WHAT YOU WILL DO: Pick every line with "tháng" from the material below.

EXTRACTED RECORDS:
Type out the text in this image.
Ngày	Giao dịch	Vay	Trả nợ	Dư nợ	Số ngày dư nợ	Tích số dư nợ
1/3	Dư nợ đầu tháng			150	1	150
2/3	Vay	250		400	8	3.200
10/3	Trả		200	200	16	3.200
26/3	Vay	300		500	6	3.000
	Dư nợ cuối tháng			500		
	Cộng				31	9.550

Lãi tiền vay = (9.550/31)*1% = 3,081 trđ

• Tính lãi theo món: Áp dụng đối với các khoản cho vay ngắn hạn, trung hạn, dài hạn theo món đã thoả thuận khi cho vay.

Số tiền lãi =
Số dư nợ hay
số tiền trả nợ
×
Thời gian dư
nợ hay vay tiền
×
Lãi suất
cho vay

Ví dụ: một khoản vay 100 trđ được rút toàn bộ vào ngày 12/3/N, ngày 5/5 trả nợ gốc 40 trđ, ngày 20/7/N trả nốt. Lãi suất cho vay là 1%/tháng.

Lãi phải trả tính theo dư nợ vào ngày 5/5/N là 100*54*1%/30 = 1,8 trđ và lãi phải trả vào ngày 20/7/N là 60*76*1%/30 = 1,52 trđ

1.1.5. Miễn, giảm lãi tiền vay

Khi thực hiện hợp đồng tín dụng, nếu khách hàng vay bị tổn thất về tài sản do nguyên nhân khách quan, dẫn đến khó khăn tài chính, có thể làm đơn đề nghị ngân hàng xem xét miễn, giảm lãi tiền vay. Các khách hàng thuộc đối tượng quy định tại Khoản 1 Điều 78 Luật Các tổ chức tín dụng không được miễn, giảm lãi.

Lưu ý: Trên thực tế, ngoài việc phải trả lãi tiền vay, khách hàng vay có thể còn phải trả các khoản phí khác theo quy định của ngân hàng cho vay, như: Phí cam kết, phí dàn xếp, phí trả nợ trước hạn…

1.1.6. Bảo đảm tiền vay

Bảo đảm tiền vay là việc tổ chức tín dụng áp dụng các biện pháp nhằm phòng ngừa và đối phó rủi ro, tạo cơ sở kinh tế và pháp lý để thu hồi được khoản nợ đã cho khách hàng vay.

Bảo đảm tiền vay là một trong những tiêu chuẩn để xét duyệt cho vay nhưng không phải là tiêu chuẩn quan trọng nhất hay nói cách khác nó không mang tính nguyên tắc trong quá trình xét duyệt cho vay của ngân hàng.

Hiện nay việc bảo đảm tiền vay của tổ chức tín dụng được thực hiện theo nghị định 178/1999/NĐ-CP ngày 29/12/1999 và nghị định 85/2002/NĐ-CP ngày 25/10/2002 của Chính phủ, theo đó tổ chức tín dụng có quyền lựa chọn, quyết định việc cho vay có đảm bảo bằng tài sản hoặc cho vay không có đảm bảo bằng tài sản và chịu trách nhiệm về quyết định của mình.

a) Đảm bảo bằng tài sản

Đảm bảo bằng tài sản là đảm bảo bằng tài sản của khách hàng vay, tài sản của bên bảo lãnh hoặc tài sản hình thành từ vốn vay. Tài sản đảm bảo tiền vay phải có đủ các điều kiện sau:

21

EXERCISE ANSWER:
1/3	Dư nợ đầu tháng			150	1	150
	Dư nợ cuối tháng			500		
Ví dụ: một khoản vay 100 trđ được rút toàn bộ vào ngày 12/3/N, ngày 5/5 trả nợ gốc 40 trđ, ngày 20/7/N trả nốt. Lãi suất cho vay là 1%/tháng.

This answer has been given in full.